TASK INSTRUCTIONS →
For the listing below, work out how many lines hold the word "ejecutivo" and give that number by itself.

Top of RECORDED DATA

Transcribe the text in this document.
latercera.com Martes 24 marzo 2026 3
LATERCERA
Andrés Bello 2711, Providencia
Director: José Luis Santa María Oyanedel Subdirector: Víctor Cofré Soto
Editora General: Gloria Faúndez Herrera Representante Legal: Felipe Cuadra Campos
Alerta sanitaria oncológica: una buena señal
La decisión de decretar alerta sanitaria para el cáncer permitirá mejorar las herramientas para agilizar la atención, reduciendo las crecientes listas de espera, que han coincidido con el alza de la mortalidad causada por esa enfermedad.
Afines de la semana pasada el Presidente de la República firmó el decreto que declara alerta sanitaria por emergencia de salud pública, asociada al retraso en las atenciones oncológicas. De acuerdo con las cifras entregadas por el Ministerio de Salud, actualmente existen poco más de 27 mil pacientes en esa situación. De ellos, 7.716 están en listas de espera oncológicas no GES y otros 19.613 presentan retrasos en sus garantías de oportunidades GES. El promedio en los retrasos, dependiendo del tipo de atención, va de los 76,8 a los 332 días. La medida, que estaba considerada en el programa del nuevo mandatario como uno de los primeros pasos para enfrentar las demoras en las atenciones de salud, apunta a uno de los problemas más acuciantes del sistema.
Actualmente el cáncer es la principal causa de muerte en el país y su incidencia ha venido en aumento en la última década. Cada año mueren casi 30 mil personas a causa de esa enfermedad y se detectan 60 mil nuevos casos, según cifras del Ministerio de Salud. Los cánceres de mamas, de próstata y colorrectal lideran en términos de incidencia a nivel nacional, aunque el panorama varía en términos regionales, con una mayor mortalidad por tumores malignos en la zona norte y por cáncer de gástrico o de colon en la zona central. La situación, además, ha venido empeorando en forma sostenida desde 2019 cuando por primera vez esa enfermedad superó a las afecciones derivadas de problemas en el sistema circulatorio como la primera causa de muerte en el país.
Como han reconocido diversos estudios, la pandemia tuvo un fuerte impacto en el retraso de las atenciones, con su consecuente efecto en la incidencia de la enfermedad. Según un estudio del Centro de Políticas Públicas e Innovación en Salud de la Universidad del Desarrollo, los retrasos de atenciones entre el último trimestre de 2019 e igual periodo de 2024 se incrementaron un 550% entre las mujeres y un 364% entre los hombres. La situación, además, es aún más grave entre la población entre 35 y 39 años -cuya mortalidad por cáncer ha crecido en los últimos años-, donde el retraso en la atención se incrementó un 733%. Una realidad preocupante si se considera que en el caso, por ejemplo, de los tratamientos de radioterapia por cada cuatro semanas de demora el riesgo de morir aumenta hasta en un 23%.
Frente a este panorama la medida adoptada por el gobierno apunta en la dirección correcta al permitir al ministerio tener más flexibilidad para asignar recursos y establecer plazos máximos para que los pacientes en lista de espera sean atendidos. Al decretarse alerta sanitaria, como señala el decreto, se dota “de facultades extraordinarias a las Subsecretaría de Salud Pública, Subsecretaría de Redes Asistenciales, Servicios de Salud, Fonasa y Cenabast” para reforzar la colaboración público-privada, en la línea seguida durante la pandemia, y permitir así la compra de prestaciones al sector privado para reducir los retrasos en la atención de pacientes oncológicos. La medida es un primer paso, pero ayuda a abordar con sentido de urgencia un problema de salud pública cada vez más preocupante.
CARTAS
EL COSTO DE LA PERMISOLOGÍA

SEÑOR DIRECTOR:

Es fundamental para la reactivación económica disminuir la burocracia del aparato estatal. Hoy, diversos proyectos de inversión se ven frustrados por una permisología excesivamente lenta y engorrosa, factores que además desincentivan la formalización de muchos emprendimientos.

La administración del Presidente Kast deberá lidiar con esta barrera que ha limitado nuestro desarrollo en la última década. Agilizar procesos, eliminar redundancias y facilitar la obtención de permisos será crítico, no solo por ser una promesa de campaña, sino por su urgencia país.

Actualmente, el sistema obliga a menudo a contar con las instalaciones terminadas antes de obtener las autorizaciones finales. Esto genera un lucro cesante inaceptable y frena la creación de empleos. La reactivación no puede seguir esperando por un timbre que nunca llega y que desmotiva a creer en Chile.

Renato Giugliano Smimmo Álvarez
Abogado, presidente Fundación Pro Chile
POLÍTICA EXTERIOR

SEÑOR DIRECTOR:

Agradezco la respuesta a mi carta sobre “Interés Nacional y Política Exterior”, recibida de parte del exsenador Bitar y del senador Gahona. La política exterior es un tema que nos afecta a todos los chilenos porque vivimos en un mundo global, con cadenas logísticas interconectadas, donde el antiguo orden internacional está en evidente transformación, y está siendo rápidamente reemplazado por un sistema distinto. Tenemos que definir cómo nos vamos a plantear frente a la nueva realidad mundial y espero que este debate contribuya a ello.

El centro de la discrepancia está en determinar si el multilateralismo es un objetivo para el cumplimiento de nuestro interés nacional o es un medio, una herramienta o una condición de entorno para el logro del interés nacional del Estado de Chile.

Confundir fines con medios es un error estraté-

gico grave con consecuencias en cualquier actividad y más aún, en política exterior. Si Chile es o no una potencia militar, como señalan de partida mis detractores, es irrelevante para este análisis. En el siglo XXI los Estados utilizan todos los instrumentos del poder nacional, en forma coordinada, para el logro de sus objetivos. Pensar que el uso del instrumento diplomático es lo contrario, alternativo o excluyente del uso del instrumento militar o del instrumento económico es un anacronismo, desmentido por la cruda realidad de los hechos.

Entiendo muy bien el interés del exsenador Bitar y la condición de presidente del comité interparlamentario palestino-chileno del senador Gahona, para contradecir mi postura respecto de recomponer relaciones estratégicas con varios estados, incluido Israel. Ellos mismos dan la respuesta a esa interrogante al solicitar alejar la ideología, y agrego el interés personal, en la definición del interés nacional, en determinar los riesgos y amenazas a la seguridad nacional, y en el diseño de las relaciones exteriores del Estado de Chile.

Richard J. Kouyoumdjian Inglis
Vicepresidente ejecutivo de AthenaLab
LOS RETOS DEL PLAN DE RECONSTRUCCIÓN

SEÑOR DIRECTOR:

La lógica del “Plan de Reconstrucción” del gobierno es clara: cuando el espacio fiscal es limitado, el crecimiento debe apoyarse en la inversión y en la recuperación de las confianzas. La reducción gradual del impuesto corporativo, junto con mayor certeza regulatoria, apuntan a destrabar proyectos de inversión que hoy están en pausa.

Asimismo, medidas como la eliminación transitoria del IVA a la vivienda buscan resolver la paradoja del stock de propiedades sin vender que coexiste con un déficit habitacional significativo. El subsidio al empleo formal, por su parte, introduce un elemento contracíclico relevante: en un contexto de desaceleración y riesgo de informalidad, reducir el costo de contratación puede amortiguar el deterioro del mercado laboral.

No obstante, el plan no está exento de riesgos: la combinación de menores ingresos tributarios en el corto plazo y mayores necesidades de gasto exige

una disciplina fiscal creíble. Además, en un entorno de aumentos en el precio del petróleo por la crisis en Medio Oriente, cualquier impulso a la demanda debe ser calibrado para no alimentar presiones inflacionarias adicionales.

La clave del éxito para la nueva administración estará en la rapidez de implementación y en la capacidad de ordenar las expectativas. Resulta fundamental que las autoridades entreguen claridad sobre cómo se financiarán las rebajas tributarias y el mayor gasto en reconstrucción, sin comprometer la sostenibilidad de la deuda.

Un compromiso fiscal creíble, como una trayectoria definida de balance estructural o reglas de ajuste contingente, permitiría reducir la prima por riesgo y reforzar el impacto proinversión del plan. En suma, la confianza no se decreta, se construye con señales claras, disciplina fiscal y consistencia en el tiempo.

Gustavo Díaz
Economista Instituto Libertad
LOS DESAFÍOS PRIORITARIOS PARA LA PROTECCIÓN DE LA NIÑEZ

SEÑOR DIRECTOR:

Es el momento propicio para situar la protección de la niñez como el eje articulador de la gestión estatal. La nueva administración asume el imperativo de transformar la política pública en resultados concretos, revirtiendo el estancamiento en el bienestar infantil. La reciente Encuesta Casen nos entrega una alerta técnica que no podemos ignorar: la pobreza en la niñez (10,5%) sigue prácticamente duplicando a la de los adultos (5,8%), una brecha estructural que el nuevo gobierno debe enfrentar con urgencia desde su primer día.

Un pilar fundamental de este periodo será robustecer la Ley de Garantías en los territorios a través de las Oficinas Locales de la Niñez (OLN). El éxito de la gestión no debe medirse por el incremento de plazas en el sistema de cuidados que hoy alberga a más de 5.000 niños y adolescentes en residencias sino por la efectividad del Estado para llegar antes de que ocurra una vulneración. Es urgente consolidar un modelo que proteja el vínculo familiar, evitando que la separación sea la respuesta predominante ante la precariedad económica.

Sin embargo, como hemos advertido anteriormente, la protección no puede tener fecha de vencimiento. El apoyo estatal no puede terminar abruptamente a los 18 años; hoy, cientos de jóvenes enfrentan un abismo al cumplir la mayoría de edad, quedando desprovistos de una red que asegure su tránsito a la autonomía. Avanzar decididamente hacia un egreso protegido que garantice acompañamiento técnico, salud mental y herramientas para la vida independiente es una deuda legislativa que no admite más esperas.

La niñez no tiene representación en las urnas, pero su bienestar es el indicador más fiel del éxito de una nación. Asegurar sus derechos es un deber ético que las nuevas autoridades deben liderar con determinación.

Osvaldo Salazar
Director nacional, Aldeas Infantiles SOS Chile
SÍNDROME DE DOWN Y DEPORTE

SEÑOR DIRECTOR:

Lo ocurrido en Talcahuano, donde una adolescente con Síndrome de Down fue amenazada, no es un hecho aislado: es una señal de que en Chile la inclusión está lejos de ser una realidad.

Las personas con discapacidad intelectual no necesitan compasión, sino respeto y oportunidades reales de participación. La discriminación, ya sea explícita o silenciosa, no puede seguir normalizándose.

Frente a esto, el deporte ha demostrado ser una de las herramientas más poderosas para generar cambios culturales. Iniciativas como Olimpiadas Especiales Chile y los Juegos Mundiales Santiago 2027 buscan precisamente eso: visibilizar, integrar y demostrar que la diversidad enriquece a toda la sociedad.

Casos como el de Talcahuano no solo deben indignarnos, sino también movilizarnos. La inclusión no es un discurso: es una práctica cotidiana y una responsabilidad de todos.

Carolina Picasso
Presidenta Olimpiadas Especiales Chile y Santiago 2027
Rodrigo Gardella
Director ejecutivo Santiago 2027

Bottom of RECORDED DATA

YOUR RESPONSE →
2